### [AIM OF THE TASK]
Give every entry again, word for word.

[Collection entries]
++++++++++++++++++++

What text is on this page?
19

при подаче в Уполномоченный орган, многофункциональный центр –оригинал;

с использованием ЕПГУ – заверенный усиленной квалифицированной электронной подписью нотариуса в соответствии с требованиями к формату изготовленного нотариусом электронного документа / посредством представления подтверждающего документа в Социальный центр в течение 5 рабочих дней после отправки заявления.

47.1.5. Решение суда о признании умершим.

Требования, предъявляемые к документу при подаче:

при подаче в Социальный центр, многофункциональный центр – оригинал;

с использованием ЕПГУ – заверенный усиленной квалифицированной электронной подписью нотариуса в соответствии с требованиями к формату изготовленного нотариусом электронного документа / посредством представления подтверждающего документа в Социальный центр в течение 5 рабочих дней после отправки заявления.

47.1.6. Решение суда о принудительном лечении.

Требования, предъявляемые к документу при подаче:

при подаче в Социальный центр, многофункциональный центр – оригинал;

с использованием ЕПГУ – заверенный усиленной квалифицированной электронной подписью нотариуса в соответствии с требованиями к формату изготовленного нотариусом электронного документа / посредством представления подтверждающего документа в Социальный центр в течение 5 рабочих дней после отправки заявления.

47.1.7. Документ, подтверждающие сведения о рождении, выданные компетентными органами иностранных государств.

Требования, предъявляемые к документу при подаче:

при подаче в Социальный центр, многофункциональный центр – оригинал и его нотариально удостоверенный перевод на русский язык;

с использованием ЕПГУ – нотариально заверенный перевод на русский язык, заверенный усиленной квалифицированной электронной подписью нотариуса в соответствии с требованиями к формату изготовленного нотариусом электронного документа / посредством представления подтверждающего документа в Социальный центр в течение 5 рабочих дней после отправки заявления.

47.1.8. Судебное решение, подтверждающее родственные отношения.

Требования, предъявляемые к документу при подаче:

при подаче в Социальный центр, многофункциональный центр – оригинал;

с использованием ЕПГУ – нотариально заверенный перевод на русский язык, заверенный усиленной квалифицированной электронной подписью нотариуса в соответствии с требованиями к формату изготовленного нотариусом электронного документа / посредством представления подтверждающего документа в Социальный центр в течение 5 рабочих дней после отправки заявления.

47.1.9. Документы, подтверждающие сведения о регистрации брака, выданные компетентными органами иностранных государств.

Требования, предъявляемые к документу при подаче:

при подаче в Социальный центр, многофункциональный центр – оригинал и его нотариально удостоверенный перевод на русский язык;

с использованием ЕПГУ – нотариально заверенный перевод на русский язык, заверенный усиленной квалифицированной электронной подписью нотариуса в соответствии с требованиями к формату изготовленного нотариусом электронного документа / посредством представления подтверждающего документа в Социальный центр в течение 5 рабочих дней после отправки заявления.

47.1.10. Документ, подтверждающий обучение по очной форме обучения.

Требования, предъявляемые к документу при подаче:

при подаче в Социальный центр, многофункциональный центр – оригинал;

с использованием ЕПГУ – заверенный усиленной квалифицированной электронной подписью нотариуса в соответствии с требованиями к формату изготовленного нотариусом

++++++++++++++++++++

### [ANSWER TO THIS TASK]
What text is on this page?
19

при подаче в Уполномоченный орган, многофункциональный центр –оригинал;

с использованием ЕПГУ – заверенный усиленной квалифицированной электронной подписью нотариуса в соответствии с требованиями к формату изготовленного нотариусом электронного документа / посредством представления подтверждающего документа в Социальный центр в течение 5 рабочих дней после отправки заявления.

47.1.5. Решение суда о признании умершим.

Требования, предъявляемые к документу при подаче:

при подаче в Социальный центр, многофункциональный центр – оригинал;

с использованием ЕПГУ – заверенный усиленной квалифицированной электронной подписью нотариуса в соответствии с требованиями к формату изготовленного нотариусом электронного документа / посредством представления подтверждающего документа в Социальный центр в течение 5 рабочих дней после отправки заявления.

47.1.6. Решение суда о принудительном лечении.

Требования, предъявляемые к документу при подаче:

при подаче в Социальный центр, многофункциональный центр – оригинал;

с использованием ЕПГУ – заверенный усиленной квалифицированной электронной подписью нотариуса в соответствии с требованиями к формату изготовленного нотариусом электронного документа / посредством представления подтверждающего документа в Социальный центр в течение 5 рабочих дней после отправки заявления.

47.1.7. Документ, подтверждающие сведения о рождении, выданные компетентными органами иностранных государств.

Требования, предъявляемые к документу при подаче:

при подаче в Социальный центр, многофункциональный центр – оригинал и его нотариально удостоверенный перевод на русский язык;

с использованием ЕПГУ – нотариально заверенный перевод на русский язык, заверенный усиленной квалифицированной электронной подписью нотариуса в соответствии с требованиями к формату изготовленного нотариусом электронного документа / посредством представления подтверждающего документа в Социальный центр в течение 5 рабочих дней после отправки заявления.

47.1.8. Судебное решение, подтверждающее родственные отношения.

Требования, предъявляемые к документу при подаче:

при подаче в Социальный центр, многофункциональный центр – оригинал;

с использованием ЕПГУ – нотариально заверенный перевод на русский язык, заверенный усиленной квалифицированной электронной подписью нотариуса в соответствии с требованиями к формату изготовленного нотариусом электронного документа / посредством представления подтверждающего документа в Социальный центр в течение 5 рабочих дней после отправки заявления.

47.1.9. Документы, подтверждающие сведения о регистрации брака, выданные компетентными органами иностранных государств.

Требования, предъявляемые к документу при подаче:

при подаче в Социальный центр, многофункциональный центр – оригинал и его нотариально удостоверенный перевод на русский язык;

с использованием ЕПГУ – нотариально заверенный перевод на русский язык, заверенный усиленной квалифицированной электронной подписью нотариуса в соответствии с требованиями к формату изготовленного нотариусом электронного документа / посредством представления подтверждающего документа в Социальный центр в течение 5 рабочих дней после отправки заявления.

47.1.10. Документ, подтверждающий обучение по очной форме обучения.

Требования, предъявляемые к документу при подаче:

при подаче в Социальный центр, многофункциональный центр – оригинал;

с использованием ЕПГУ – заверенный усиленной квалифицированной электронной подписью нотариуса в соответствии с требованиями к формату изготовленного нотариусом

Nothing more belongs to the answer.